(Recorded data)
— Begin —
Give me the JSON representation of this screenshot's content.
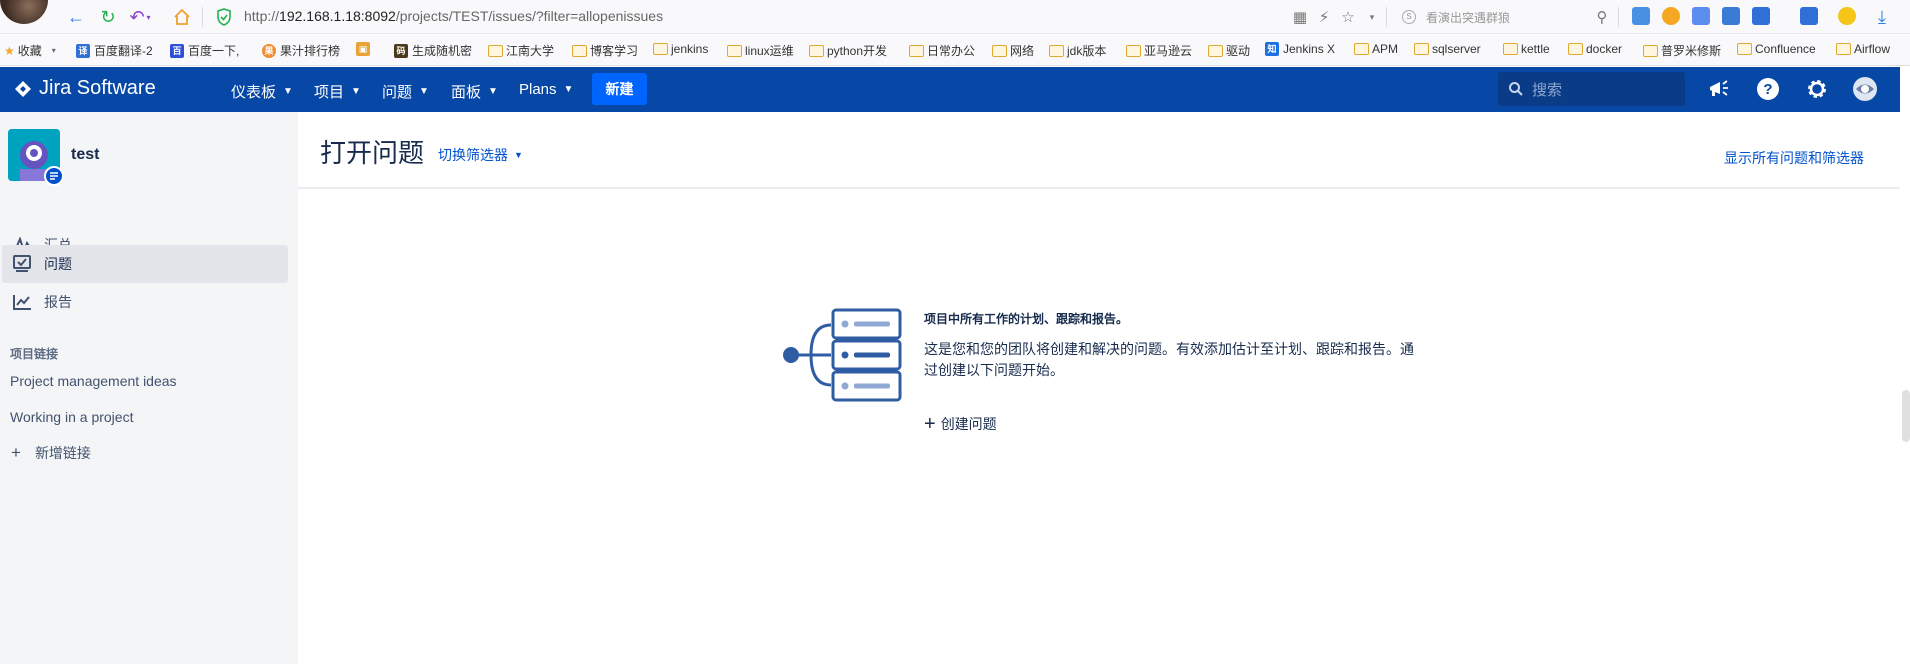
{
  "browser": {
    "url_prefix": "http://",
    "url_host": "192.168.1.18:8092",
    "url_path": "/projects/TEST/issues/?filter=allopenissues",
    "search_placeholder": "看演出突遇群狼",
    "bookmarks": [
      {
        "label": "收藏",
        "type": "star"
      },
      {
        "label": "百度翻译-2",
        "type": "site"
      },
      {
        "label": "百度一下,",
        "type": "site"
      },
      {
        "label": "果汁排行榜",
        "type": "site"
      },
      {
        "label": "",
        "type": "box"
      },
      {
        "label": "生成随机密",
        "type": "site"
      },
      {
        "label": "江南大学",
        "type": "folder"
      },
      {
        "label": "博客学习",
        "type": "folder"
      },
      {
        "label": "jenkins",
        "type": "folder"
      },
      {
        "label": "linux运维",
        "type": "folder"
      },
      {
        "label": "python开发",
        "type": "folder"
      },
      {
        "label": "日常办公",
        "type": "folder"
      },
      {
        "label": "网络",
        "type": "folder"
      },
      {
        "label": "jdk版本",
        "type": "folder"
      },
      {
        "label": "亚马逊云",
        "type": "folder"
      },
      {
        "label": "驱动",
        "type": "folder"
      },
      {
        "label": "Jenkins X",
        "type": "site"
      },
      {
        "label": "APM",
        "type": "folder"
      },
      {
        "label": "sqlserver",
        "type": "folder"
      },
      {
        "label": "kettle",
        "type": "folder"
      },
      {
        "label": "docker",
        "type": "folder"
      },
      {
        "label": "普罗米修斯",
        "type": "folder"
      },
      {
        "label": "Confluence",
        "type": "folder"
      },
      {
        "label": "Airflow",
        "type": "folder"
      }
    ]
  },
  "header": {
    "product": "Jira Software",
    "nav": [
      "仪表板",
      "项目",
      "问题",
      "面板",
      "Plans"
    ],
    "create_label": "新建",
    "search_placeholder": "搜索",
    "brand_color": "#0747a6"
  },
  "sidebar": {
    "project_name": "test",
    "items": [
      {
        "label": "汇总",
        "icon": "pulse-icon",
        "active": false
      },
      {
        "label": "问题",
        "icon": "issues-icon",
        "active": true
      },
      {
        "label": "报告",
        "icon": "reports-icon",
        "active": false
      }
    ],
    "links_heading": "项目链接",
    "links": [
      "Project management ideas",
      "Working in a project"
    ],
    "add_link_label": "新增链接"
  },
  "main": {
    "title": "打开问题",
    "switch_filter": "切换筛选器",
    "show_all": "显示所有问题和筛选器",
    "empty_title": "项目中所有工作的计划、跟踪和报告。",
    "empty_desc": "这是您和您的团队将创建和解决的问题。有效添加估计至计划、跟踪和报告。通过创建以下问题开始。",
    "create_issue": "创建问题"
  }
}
— End —
— Begin —
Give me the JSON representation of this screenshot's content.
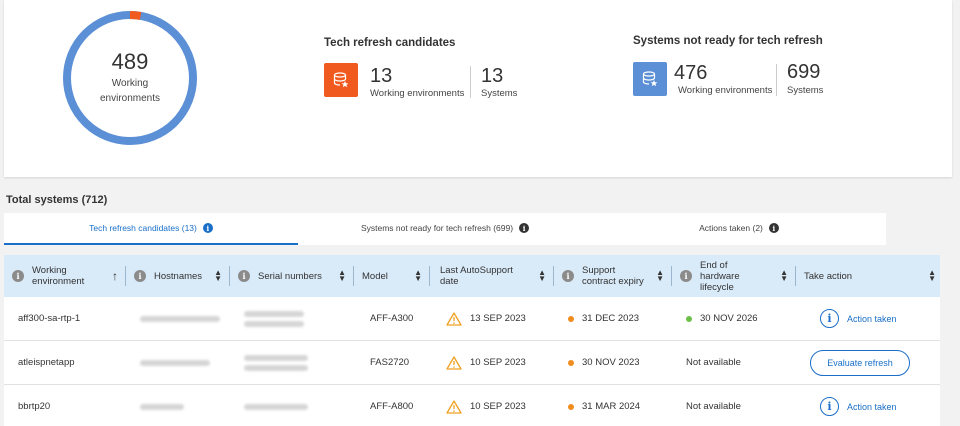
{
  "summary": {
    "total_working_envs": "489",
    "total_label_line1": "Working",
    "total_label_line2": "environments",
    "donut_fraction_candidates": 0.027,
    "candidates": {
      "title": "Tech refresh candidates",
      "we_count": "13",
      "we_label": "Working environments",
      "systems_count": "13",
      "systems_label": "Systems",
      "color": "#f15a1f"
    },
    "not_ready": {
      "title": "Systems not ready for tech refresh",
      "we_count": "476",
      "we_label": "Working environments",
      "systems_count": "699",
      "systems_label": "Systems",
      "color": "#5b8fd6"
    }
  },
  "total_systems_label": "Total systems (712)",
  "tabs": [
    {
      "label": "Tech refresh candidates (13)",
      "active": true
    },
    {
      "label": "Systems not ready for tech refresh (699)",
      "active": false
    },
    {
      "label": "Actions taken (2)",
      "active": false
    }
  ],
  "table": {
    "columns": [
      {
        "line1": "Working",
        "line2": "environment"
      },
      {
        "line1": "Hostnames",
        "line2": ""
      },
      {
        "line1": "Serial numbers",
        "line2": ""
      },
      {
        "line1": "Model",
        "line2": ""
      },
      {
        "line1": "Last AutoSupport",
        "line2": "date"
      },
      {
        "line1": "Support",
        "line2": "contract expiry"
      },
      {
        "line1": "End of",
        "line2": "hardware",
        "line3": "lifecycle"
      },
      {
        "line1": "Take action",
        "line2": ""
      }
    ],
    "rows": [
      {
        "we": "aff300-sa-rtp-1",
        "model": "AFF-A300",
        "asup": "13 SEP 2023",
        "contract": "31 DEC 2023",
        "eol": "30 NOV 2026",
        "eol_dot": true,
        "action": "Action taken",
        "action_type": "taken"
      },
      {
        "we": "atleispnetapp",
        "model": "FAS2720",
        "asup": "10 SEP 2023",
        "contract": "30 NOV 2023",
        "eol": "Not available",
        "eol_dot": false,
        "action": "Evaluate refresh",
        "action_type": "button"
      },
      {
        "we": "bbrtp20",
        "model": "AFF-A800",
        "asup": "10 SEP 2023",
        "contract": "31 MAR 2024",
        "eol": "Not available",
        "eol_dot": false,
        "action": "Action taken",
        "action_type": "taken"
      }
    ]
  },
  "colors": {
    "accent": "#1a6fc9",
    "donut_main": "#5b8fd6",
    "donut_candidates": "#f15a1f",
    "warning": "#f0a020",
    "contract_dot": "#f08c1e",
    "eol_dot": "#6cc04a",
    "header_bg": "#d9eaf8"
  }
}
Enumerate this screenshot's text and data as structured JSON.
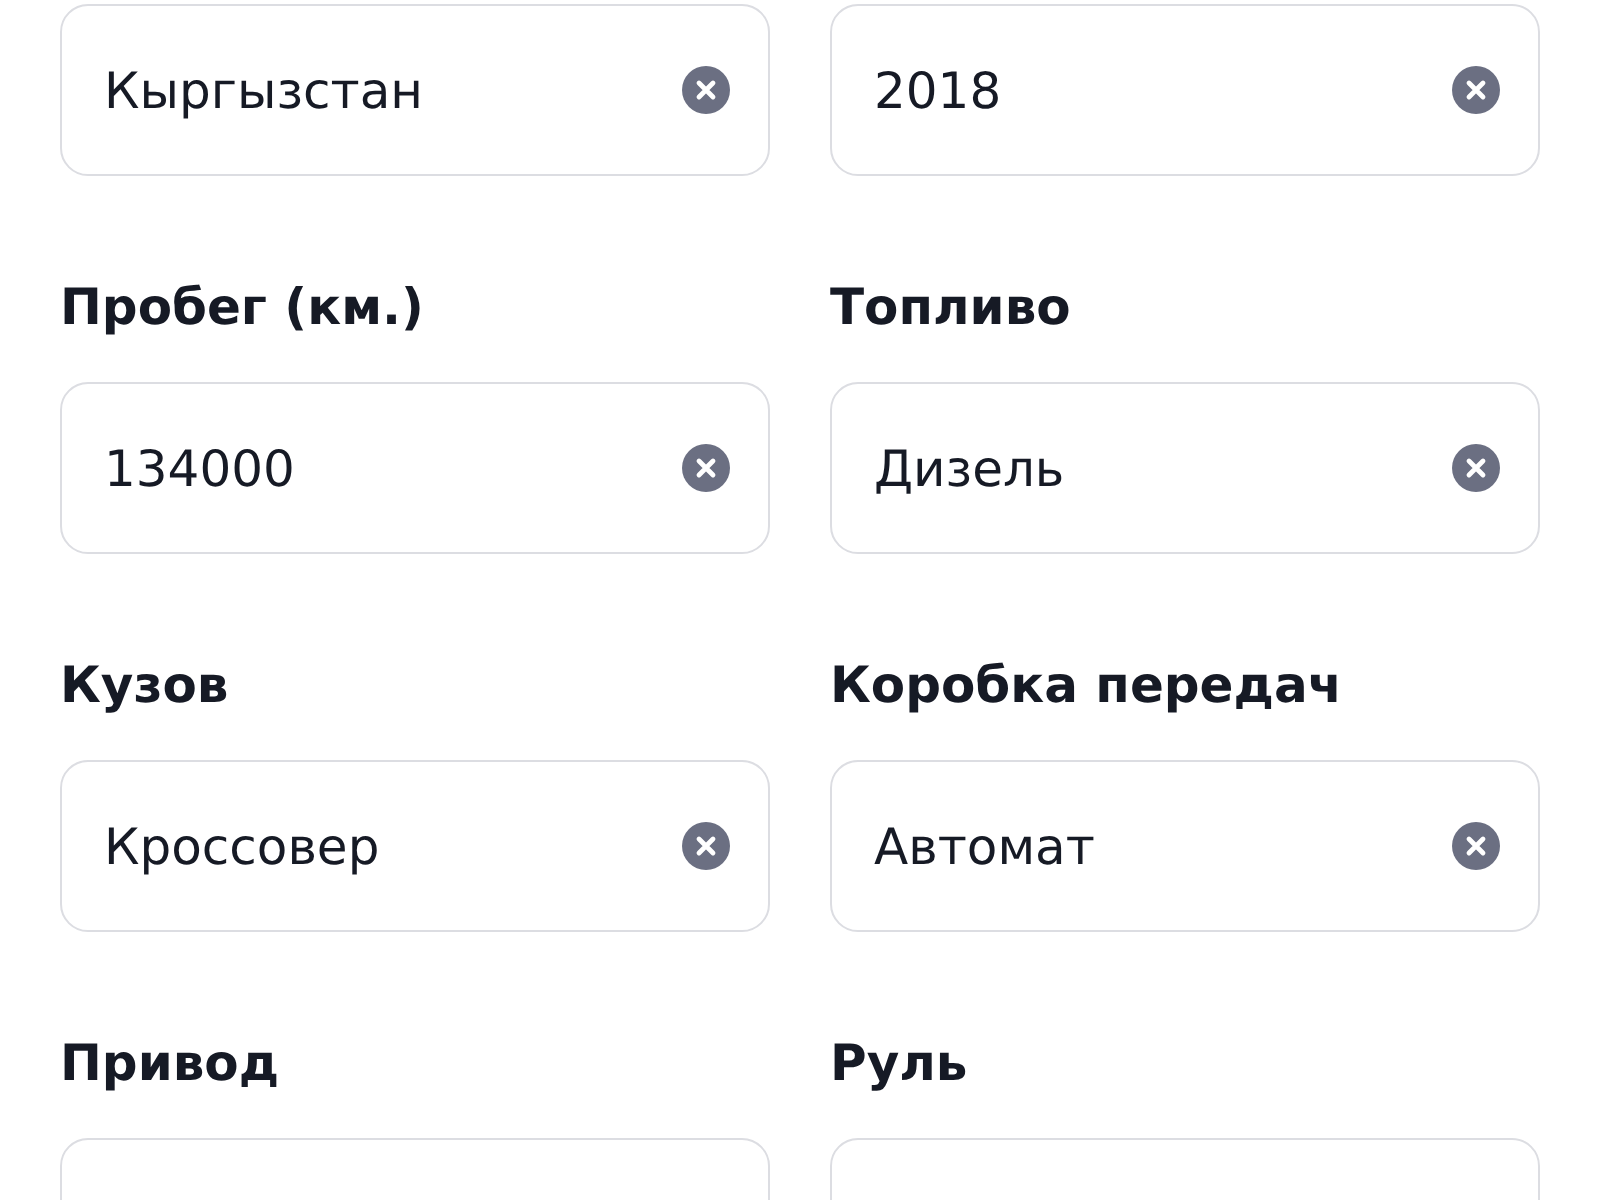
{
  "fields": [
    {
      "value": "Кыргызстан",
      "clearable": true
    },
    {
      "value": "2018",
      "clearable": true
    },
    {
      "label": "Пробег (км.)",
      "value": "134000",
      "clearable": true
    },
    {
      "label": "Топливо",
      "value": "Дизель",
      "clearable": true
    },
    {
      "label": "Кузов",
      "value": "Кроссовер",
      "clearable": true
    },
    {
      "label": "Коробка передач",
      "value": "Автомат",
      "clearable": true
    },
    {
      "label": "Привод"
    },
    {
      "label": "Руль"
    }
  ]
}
— End —
> [WHAT YOU SHOULD DO]: Go through the material above and count the lines that include "refresh". Give the number alone.

> [SOLVED PROBLEM]: 5